* START Dataset records *

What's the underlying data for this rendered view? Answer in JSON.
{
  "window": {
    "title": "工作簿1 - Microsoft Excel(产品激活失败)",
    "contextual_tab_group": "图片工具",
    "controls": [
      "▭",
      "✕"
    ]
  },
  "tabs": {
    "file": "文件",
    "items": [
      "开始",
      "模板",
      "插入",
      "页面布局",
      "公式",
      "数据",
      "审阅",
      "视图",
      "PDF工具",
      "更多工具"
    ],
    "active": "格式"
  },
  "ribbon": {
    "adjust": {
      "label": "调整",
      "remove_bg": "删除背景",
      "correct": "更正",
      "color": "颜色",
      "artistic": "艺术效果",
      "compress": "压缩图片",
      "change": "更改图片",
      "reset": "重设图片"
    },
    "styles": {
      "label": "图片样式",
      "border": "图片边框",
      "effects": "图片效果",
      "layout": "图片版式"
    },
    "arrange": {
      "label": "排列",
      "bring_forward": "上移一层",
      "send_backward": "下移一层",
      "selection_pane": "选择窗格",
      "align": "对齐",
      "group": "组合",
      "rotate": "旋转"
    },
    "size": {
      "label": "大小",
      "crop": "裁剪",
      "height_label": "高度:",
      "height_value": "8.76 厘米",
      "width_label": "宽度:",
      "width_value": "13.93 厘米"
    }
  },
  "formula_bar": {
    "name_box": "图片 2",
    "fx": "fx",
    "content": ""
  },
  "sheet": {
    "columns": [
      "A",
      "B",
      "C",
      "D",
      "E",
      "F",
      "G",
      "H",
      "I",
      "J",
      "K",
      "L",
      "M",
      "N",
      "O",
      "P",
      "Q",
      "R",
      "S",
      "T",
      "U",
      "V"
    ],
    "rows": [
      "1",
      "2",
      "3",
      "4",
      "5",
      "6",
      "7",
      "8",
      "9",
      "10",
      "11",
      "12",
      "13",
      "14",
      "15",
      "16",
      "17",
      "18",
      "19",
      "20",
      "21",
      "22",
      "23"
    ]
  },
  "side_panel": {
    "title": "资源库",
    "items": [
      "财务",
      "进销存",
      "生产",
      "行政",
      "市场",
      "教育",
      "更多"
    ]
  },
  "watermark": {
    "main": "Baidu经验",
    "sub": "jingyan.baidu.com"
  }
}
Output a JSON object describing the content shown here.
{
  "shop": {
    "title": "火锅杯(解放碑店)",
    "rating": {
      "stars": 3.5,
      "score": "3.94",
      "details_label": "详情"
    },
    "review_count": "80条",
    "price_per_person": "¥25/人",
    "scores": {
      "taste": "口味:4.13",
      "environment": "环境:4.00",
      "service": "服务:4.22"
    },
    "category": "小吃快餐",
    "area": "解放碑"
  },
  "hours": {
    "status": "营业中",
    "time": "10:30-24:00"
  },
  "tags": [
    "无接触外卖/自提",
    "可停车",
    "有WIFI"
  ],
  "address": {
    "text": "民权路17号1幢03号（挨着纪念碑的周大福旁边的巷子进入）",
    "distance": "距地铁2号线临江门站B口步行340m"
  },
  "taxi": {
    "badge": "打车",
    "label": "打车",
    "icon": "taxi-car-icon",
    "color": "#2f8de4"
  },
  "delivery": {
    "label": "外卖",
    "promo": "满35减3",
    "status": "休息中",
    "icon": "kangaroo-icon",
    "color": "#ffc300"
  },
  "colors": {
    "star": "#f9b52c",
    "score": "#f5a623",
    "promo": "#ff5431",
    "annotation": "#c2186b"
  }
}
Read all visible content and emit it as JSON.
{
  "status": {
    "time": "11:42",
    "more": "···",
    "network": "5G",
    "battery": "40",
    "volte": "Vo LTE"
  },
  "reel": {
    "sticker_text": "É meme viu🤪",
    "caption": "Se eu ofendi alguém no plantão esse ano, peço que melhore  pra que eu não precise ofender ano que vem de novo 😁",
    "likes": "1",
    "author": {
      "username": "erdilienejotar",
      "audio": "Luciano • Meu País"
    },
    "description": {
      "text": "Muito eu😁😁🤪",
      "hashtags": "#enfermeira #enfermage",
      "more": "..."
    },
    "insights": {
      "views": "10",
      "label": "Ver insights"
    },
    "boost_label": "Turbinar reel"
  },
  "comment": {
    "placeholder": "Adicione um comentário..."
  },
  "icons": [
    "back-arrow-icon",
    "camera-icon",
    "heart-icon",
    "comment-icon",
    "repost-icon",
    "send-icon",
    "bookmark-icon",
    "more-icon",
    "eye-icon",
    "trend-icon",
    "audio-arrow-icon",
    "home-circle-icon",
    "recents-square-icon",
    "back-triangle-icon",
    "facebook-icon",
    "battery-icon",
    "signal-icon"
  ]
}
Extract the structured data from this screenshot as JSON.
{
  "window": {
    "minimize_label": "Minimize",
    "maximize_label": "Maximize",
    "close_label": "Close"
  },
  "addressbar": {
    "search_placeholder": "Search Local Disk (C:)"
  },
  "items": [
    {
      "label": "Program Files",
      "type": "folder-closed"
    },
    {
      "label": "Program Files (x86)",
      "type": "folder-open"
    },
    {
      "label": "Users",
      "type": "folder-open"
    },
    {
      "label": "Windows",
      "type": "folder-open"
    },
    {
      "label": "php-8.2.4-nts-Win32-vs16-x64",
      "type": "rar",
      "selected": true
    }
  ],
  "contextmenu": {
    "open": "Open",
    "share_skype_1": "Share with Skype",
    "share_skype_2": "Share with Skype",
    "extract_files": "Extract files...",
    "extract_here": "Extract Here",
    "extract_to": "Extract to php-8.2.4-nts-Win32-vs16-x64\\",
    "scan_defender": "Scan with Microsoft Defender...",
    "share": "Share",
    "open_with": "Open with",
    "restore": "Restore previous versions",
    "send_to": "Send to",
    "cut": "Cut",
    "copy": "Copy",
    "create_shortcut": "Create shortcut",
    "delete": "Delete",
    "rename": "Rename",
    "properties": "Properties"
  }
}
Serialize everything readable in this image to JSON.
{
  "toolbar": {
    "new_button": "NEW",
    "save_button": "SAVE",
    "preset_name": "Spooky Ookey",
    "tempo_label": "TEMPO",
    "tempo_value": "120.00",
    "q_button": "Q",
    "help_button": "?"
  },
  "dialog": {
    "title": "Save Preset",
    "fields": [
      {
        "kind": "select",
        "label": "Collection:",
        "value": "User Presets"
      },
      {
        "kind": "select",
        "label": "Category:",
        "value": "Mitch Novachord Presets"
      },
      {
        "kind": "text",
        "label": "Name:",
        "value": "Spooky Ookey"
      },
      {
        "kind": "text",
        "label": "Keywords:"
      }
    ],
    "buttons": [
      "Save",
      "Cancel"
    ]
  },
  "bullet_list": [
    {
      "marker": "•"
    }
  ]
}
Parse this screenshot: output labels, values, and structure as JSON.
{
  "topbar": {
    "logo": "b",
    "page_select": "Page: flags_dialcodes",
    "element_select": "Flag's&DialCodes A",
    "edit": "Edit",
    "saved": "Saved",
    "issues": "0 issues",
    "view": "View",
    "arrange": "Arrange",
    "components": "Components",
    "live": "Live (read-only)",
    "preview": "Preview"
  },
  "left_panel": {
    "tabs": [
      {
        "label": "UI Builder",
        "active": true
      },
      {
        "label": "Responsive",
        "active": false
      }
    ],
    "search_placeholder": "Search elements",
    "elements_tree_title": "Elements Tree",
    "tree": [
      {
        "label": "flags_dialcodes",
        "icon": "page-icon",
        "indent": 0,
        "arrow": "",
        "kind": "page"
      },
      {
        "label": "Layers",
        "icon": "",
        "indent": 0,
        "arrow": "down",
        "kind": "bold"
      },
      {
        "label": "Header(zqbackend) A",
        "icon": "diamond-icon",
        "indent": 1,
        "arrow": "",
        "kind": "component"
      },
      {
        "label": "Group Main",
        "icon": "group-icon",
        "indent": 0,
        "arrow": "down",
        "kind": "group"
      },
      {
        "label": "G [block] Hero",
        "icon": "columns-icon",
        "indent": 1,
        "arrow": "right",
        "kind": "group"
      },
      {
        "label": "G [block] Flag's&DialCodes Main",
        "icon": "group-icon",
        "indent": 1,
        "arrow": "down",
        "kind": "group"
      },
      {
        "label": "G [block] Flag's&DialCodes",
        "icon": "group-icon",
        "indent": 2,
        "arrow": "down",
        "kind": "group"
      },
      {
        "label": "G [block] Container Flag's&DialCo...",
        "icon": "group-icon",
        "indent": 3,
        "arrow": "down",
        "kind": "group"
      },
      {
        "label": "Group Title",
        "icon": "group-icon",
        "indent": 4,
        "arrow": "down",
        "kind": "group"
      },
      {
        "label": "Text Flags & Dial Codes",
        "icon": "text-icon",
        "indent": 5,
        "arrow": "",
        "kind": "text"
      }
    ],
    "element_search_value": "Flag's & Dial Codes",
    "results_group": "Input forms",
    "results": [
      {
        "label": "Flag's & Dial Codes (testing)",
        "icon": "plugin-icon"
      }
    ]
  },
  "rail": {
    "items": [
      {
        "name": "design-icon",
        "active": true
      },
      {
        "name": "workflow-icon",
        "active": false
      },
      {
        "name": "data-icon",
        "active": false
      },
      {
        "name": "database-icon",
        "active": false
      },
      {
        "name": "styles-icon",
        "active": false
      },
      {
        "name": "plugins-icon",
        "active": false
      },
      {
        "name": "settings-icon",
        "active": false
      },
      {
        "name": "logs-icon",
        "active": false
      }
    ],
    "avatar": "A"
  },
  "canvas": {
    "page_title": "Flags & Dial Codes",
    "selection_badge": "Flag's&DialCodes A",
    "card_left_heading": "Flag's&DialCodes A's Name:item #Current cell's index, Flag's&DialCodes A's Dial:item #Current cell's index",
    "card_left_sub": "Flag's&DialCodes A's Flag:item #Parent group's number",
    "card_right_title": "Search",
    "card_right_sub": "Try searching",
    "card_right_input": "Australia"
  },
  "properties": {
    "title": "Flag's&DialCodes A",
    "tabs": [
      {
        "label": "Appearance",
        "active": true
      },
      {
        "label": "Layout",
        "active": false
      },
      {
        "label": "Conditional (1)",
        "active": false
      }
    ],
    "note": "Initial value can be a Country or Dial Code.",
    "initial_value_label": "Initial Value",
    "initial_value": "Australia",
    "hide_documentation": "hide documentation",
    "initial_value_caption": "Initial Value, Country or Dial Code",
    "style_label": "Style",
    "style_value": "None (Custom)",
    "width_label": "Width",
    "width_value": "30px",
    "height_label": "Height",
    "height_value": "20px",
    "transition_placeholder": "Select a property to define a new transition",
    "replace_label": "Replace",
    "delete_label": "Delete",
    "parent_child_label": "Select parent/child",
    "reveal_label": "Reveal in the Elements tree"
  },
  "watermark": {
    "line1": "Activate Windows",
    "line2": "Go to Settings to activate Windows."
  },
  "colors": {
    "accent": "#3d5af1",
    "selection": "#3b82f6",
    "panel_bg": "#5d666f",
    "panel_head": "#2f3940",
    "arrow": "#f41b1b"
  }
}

* END Dataset records *

Copy out all lines where the word "audio" appears.

      "audio": "Luciano • Meu País"
    "audio-arrow-icon",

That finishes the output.